AIM OF THE EXERCISE:
Could you repeat the passage on isolating tracheostomy patients, starting at "Patient education may" and ending at "et al., 2009).", but swap "adverse" for "harmful"?

DOCUMENT SEGMENT:

────────

A patient who has tracheostomy is at an increased risk of infection by reason of bypassing the natural defense mechanism offered by the cilia and mucous membrane in the nose and upper respiratory tract. Infections such as methicillin resistant staphylococcus aureus (MRSA) can easily be acquired thus, requiring patient isolation. It should be acknowledged that this could have a negative effect on the patient’s psychological status. In a systematic review of the impact of isolation on a patient’s well being conducted by Abad et al. (2010), the majority of studies showed a negative impact on patient’s mental well being and behavior including lowered self esteem, anxiety, depression, low sense of control, negative alterations in mood, anger, traumatic feeling of confinement and thought that contact with nurses and doctors lessen, thus decreasing the quality of care as perceived by the patients. Participants in a study conducted by Skyman et al. (2010) stated that they had an overwhelming feeling of alienation, unwelcome and shut out from treatment and care. On the contrary, Wassenberg et al (2010) found out that short term isolation does not have any negative influence on the patient’s psychological status but rather result to a positive attitude towards the precaution taken. They argued that higher levels of depression and anxiety usually result from long-term isolation rather than short term.
Patient education may be an important step to lessen the adverse psychological effects of isolation by helping the patients to understand the necessity for isolation thus giving them the opportunity to cope better (Morgan et al., 2009).

────────

DATASET ENTRIES:
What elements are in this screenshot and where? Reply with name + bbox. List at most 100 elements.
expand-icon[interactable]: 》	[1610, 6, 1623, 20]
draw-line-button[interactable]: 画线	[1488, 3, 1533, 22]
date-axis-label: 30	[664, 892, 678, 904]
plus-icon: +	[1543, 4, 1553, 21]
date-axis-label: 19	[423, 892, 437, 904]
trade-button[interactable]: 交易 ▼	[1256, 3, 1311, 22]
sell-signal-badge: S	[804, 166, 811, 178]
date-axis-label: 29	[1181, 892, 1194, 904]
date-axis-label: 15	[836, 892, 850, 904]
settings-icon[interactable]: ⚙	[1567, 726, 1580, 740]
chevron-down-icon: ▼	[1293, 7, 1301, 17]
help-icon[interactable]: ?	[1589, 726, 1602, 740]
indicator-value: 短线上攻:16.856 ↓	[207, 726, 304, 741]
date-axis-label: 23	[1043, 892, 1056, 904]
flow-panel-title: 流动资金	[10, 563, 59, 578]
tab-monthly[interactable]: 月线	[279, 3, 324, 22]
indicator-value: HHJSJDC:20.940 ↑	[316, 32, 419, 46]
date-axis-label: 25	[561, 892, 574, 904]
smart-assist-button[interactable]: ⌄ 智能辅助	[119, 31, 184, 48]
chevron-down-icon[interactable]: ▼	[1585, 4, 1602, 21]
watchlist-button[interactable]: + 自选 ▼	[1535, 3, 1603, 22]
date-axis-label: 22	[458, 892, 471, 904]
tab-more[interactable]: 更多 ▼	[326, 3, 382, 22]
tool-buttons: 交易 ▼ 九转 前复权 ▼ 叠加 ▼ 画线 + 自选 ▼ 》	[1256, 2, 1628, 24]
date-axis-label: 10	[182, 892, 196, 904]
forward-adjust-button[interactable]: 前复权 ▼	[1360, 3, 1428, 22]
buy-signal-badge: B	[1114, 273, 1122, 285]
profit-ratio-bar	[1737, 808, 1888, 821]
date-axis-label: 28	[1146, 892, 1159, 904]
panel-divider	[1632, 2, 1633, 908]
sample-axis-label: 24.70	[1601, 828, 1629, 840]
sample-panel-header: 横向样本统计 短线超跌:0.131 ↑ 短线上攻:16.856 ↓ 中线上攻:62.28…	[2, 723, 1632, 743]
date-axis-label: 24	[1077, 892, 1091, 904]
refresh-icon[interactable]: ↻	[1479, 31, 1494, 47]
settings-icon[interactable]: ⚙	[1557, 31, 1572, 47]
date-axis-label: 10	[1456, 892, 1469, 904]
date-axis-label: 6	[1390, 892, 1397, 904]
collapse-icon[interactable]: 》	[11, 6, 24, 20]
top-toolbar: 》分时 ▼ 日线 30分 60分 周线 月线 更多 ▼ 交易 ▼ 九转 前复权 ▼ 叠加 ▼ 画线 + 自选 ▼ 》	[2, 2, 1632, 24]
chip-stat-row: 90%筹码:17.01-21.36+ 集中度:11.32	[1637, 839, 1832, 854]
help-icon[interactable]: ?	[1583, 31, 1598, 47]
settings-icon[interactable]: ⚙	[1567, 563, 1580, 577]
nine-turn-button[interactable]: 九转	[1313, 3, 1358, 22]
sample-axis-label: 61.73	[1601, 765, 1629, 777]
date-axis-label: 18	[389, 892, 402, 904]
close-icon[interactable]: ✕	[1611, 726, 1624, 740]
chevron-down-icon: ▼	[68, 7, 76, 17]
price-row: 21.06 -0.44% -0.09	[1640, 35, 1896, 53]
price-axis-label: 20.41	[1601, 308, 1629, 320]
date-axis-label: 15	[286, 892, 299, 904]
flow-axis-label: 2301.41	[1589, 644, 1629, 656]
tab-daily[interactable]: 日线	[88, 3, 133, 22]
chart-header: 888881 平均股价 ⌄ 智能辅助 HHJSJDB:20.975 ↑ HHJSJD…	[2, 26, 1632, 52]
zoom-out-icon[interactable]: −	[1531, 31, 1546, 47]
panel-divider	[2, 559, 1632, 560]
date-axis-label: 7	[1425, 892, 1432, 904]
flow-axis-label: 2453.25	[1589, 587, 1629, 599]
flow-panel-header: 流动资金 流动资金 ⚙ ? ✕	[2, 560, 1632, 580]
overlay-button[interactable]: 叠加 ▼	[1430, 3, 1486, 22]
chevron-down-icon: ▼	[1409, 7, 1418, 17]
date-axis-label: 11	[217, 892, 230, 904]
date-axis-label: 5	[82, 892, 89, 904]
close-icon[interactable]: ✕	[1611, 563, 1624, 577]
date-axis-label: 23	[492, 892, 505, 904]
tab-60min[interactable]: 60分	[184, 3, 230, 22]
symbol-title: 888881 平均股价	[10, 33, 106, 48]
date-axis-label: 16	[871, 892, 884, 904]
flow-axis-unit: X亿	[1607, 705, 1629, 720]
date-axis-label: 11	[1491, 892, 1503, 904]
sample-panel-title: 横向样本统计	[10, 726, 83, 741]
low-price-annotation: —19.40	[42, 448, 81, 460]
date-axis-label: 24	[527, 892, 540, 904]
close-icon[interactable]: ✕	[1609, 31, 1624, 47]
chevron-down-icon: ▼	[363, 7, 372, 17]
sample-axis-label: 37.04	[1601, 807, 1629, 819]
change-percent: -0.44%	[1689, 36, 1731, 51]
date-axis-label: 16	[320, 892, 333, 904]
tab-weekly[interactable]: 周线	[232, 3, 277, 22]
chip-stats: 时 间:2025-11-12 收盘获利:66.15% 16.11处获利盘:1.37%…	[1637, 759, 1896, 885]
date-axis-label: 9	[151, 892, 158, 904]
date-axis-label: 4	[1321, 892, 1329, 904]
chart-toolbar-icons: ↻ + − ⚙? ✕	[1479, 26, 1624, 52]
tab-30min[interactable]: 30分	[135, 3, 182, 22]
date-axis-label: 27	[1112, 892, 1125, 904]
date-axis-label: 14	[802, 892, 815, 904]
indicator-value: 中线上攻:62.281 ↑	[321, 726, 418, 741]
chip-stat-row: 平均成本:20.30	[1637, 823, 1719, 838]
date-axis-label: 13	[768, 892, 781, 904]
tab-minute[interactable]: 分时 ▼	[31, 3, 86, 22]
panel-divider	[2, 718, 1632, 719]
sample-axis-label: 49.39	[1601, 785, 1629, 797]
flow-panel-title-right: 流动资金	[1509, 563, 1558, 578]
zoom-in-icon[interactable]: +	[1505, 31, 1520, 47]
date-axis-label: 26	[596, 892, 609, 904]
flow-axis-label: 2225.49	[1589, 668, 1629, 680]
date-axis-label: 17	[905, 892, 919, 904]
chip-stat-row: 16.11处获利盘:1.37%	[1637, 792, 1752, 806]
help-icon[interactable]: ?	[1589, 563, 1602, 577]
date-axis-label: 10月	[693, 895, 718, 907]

────────

OUTPUT OF THE EXERCISE:
Patient education may be an important step to lessen the harmful psychological effects of isolation by helping the patients to understand the necessity for isolation thus giving them the opportunity to cope better (Morgan et al., 2009).